TASK: Extract the full listing verbatim and drop any pictures from your copy.

MATERIAL SHOWN:
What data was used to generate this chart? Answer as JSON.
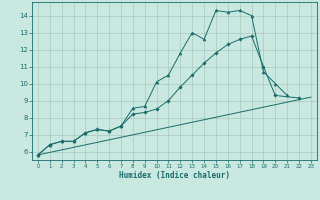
{
  "xlabel": "Humidex (Indice chaleur)",
  "xlim": [
    -0.5,
    23.5
  ],
  "ylim": [
    5.5,
    14.8
  ],
  "xticks": [
    0,
    1,
    2,
    3,
    4,
    5,
    6,
    7,
    8,
    9,
    10,
    11,
    12,
    13,
    14,
    15,
    16,
    17,
    18,
    19,
    20,
    21,
    22,
    23
  ],
  "yticks": [
    6,
    7,
    8,
    9,
    10,
    11,
    12,
    13,
    14
  ],
  "bg_color": "#c8e8e0",
  "grid_color": "#a8c8c0",
  "line_color": "#1a6b6b",
  "line1_x": [
    0,
    1,
    2,
    3,
    4,
    5,
    6,
    7,
    8,
    9,
    10,
    11,
    12,
    13,
    14,
    15,
    16,
    17,
    18,
    19,
    20,
    21
  ],
  "line1_y": [
    5.8,
    6.4,
    6.6,
    6.6,
    7.1,
    7.3,
    7.2,
    7.5,
    8.55,
    8.65,
    10.1,
    10.5,
    11.8,
    13.0,
    12.6,
    14.3,
    14.2,
    14.3,
    14.0,
    10.7,
    10.0,
    9.3
  ],
  "line2_x": [
    0,
    1,
    2,
    3,
    4,
    5,
    6,
    7,
    8,
    9,
    10,
    11,
    12,
    13,
    14,
    15,
    16,
    17,
    18,
    19,
    20,
    22
  ],
  "line2_y": [
    5.8,
    6.4,
    6.6,
    6.6,
    7.1,
    7.3,
    7.2,
    7.5,
    8.2,
    8.3,
    8.5,
    9.0,
    9.8,
    10.5,
    11.2,
    11.8,
    12.3,
    12.6,
    12.8,
    11.0,
    9.3,
    9.15
  ],
  "line3_x": [
    0,
    23
  ],
  "line3_y": [
    5.8,
    9.2
  ]
}
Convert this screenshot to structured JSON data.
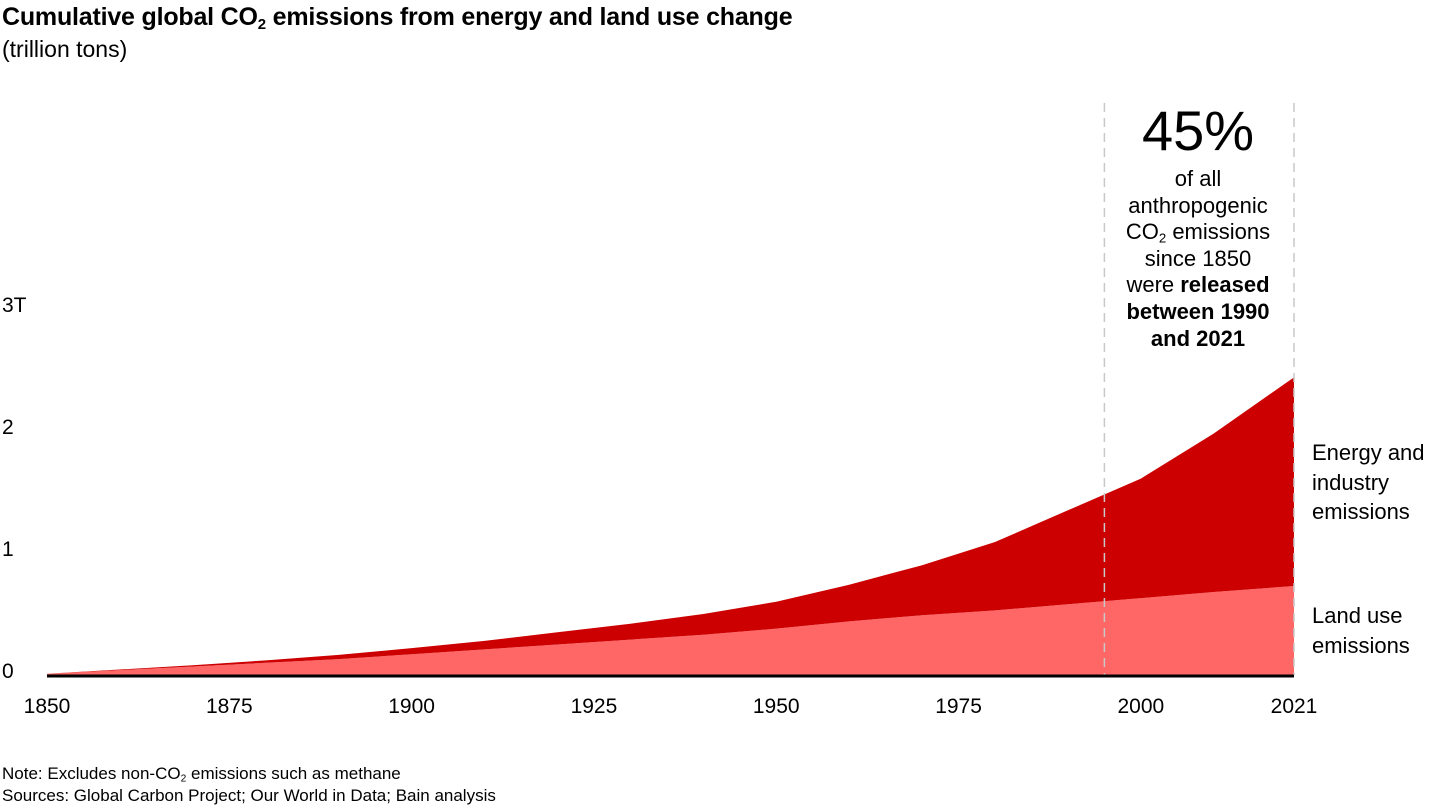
{
  "header": {
    "title_part1": "Cumulative global CO",
    "title_sub": "2",
    "title_part2": " emissions from energy and land use change",
    "subtitle": "(trillion tons)"
  },
  "chart_data": {
    "type": "area",
    "stacked": true,
    "x": [
      1850,
      1860,
      1870,
      1880,
      1890,
      1900,
      1910,
      1920,
      1930,
      1940,
      1950,
      1960,
      1970,
      1980,
      1990,
      2000,
      2010,
      2021
    ],
    "series": [
      {
        "name": "Land use emissions",
        "color": "#ff6666",
        "values": [
          0.01,
          0.04,
          0.07,
          0.1,
          0.13,
          0.17,
          0.21,
          0.25,
          0.29,
          0.33,
          0.38,
          0.44,
          0.49,
          0.53,
          0.58,
          0.63,
          0.68,
          0.73
        ]
      },
      {
        "name": "Energy and industry emissions",
        "color": "#cc0000",
        "values": [
          0.0,
          0.005,
          0.01,
          0.02,
          0.035,
          0.05,
          0.07,
          0.1,
          0.13,
          0.17,
          0.22,
          0.3,
          0.41,
          0.56,
          0.77,
          0.98,
          1.3,
          1.71
        ]
      }
    ],
    "xlim": [
      1850,
      2021
    ],
    "ylim": [
      0,
      3
    ],
    "x_ticks": [
      "1850",
      "1875",
      "1900",
      "1925",
      "1950",
      "1975",
      "2000",
      "2021"
    ],
    "y_ticks": [
      "0",
      "1",
      "2",
      "3T"
    ],
    "grid": false,
    "highlight_range": [
      1995,
      2021
    ],
    "callout": {
      "big": "45%",
      "line1": "of all",
      "line2": "anthropogenic",
      "line3_pre": "CO",
      "line3_sub": "2",
      "line3_post": " emissions",
      "line4": "since 1850",
      "line5_pre": "were ",
      "line5_bold": "released",
      "line6": "between 1990",
      "line7": "and 2021"
    },
    "labels": {
      "energy_line1": "Energy and",
      "energy_line2": "industry",
      "energy_line3": "emissions",
      "land_line1": "Land use",
      "land_line2": "emissions"
    }
  },
  "footer": {
    "note_pre": "Note: Excludes non-CO",
    "note_sub": "2",
    "note_post": "  emissions such as methane",
    "sources": "Sources: Global Carbon Project; Our World in Data; Bain analysis"
  }
}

SOLUTION:
What data was used to generate this chart? Answer as JSON.
{
  "xlabel": "Humidex (Indice chaleur)",
  "xlim": [
    -0.5,
    23.5
  ],
  "ylim": [
    5.5,
    14.8
  ],
  "xticks": [
    0,
    1,
    2,
    3,
    4,
    5,
    6,
    7,
    8,
    9,
    10,
    11,
    12,
    13,
    14,
    15,
    16,
    17,
    18,
    19,
    20,
    21,
    22,
    23
  ],
  "yticks": [
    6,
    7,
    8,
    9,
    10,
    11,
    12,
    13,
    14
  ],
  "bg_color": "#c8e8e0",
  "grid_color": "#a8c8c0",
  "line_color": "#1a6b6b",
  "line1_x": [
    0,
    1,
    2,
    3,
    4,
    5,
    6,
    7,
    8,
    9,
    10,
    11,
    12,
    13,
    14,
    15,
    16,
    17,
    18,
    19,
    20,
    21
  ],
  "line1_y": [
    5.8,
    6.4,
    6.6,
    6.6,
    7.1,
    7.3,
    7.2,
    7.5,
    8.55,
    8.65,
    10.1,
    10.5,
    11.8,
    13.0,
    12.6,
    14.3,
    14.2,
    14.3,
    14.0,
    10.7,
    10.0,
    9.3
  ],
  "line2_x": [
    0,
    1,
    2,
    3,
    4,
    5,
    6,
    7,
    8,
    9,
    10,
    11,
    12,
    13,
    14,
    15,
    16,
    17,
    18,
    19,
    20,
    22
  ],
  "line2_y": [
    5.8,
    6.4,
    6.6,
    6.6,
    7.1,
    7.3,
    7.2,
    7.5,
    8.2,
    8.3,
    8.5,
    9.0,
    9.8,
    10.5,
    11.2,
    11.8,
    12.3,
    12.6,
    12.8,
    11.0,
    9.3,
    9.15
  ],
  "line3_x": [
    0,
    23
  ],
  "line3_y": [
    5.8,
    9.2
  ]
}
Convert this screenshot to structured JSON data.
{
  "header": {
    "title_part1": "Cumulative global CO",
    "title_sub": "2",
    "title_part2": " emissions from energy and land use change",
    "subtitle": "(trillion tons)"
  },
  "chart_data": {
    "type": "area",
    "stacked": true,
    "x": [
      1850,
      1860,
      1870,
      1880,
      1890,
      1900,
      1910,
      1920,
      1930,
      1940,
      1950,
      1960,
      1970,
      1980,
      1990,
      2000,
      2010,
      2021
    ],
    "series": [
      {
        "name": "Land use emissions",
        "color": "#ff6666",
        "values": [
          0.01,
          0.04,
          0.07,
          0.1,
          0.13,
          0.17,
          0.21,
          0.25,
          0.29,
          0.33,
          0.38,
          0.44,
          0.49,
          0.53,
          0.58,
          0.63,
          0.68,
          0.73
        ]
      },
      {
        "name": "Energy and industry emissions",
        "color": "#cc0000",
        "values": [
          0.0,
          0.005,
          0.01,
          0.02,
          0.035,
          0.05,
          0.07,
          0.1,
          0.13,
          0.17,
          0.22,
          0.3,
          0.41,
          0.56,
          0.77,
          0.98,
          1.3,
          1.71
        ]
      }
    ],
    "xlim": [
      1850,
      2021
    ],
    "ylim": [
      0,
      3
    ],
    "x_ticks": [
      "1850",
      "1875",
      "1900",
      "1925",
      "1950",
      "1975",
      "2000",
      "2021"
    ],
    "y_ticks": [
      "0",
      "1",
      "2",
      "3T"
    ],
    "grid": false,
    "highlight_range": [
      1995,
      2021
    ],
    "callout": {
      "big": "45%",
      "line1": "of all",
      "line2": "anthropogenic",
      "line3_pre": "CO",
      "line3_sub": "2",
      "line3_post": " emissions",
      "line4": "since 1850",
      "line5_pre": "were ",
      "line5_bold": "released",
      "line6": "between 1990",
      "line7": "and 2021"
    },
    "labels": {
      "energy_line1": "Energy and",
      "energy_line2": "industry",
      "energy_line3": "emissions",
      "land_line1": "Land use",
      "land_line2": "emissions"
    }
  },
  "footer": {
    "note_pre": "Note: Excludes non-CO",
    "note_sub": "2",
    "note_post": "  emissions such as methane",
    "sources": "Sources: Global Carbon Project; Our World in Data; Bain analysis"
  }
}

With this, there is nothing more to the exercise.